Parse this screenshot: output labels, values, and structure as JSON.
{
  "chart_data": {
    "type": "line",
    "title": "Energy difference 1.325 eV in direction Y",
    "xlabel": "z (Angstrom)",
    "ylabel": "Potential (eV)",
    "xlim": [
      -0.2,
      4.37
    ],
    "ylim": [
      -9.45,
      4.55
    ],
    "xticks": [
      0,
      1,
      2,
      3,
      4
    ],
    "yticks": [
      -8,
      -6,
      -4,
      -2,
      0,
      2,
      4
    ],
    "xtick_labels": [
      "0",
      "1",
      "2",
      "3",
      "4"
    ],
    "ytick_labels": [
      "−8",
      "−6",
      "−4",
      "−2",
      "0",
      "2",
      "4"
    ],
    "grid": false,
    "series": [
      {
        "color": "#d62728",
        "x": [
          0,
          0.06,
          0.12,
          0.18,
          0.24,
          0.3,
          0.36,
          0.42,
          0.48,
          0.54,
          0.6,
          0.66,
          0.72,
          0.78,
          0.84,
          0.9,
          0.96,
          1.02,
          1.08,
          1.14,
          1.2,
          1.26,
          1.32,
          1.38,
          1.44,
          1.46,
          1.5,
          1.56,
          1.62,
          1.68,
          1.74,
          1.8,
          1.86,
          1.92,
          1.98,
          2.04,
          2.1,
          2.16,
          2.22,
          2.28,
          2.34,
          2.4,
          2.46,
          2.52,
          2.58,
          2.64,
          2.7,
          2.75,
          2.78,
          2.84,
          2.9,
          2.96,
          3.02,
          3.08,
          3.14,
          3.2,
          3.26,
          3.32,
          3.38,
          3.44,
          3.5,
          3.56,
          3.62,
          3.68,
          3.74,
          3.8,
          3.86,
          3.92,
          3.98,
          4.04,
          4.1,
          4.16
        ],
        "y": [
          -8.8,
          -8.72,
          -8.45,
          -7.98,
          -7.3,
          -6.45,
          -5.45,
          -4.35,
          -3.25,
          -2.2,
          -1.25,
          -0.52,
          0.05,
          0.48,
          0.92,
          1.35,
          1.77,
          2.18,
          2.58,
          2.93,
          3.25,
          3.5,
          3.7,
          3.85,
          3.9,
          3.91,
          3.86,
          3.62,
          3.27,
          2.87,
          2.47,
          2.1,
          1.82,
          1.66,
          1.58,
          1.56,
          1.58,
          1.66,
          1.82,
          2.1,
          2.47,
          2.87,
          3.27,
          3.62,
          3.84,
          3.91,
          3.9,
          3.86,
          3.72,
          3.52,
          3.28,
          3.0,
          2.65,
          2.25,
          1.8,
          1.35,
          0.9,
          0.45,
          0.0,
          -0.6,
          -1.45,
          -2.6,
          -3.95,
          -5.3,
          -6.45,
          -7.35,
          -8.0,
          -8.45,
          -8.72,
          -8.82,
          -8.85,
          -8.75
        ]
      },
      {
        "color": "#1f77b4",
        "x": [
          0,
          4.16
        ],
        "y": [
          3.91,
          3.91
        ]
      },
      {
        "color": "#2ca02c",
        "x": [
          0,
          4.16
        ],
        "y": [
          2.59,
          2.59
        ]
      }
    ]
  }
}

WORK TO DO: Each line of the material above needs to be quoted exactly, please.

THE RESPONSE:
Parse this screenshot: output labels, values, and structure as JSON.
{
  "chart_data": {
    "type": "line",
    "title": "Energy difference 1.325 eV in direction Y",
    "xlabel": "z (Angstrom)",
    "ylabel": "Potential (eV)",
    "xlim": [
      -0.2,
      4.37
    ],
    "ylim": [
      -9.45,
      4.55
    ],
    "xticks": [
      0,
      1,
      2,
      3,
      4
    ],
    "yticks": [
      -8,
      -6,
      -4,
      -2,
      0,
      2,
      4
    ],
    "xtick_labels": [
      "0",
      "1",
      "2",
      "3",
      "4"
    ],
    "ytick_labels": [
      "−8",
      "−6",
      "−4",
      "−2",
      "0",
      "2",
      "4"
    ],
    "grid": false,
    "series": [
      {
        "color": "#d62728",
        "x": [
          0,
          0.06,
          0.12,
          0.18,
          0.24,
          0.3,
          0.36,
          0.42,
          0.48,
          0.54,
          0.6,
          0.66,
          0.72,
          0.78,
          0.84,
          0.9,
          0.96,
          1.02,
          1.08,
          1.14,
          1.2,
          1.26,
          1.32,
          1.38,
          1.44,
          1.46,
          1.5,
          1.56,
          1.62,
          1.68,
          1.74,
          1.8,
          1.86,
          1.92,
          1.98,
          2.04,
          2.1,
          2.16,
          2.22,
          2.28,
          2.34,
          2.4,
          2.46,
          2.52,
          2.58,
          2.64,
          2.7,
          2.75,
          2.78,
          2.84,
          2.9,
          2.96,
          3.02,
          3.08,
          3.14,
          3.2,
          3.26,
          3.32,
          3.38,
          3.44,
          3.5,
          3.56,
          3.62,
          3.68,
          3.74,
          3.8,
          3.86,
          3.92,
          3.98,
          4.04,
          4.1,
          4.16
        ],
        "y": [
          -8.8,
          -8.72,
          -8.45,
          -7.98,
          -7.3,
          -6.45,
          -5.45,
          -4.35,
          -3.25,
          -2.2,
          -1.25,
          -0.52,
          0.05,
          0.48,
          0.92,
          1.35,
          1.77,
          2.18,
          2.58,
          2.93,
          3.25,
          3.5,
          3.7,
          3.85,
          3.9,
          3.91,
          3.86,
          3.62,
          3.27,
          2.87,
          2.47,
          2.1,
          1.82,
          1.66,
          1.58,
          1.56,
          1.58,
          1.66,
          1.82,
          2.1,
          2.47,
          2.87,
          3.27,
          3.62,
          3.84,
          3.91,
          3.9,
          3.86,
          3.72,
          3.52,
          3.28,
          3.0,
          2.65,
          2.25,
          1.8,
          1.35,
          0.9,
          0.45,
          0.0,
          -0.6,
          -1.45,
          -2.6,
          -3.95,
          -5.3,
          -6.45,
          -7.35,
          -8.0,
          -8.45,
          -8.72,
          -8.82,
          -8.85,
          -8.75
        ]
      },
      {
        "color": "#1f77b4",
        "x": [
          0,
          4.16
        ],
        "y": [
          3.91,
          3.91
        ]
      },
      {
        "color": "#2ca02c",
        "x": [
          0,
          4.16
        ],
        "y": [
          2.59,
          2.59
        ]
      }
    ]
  }
}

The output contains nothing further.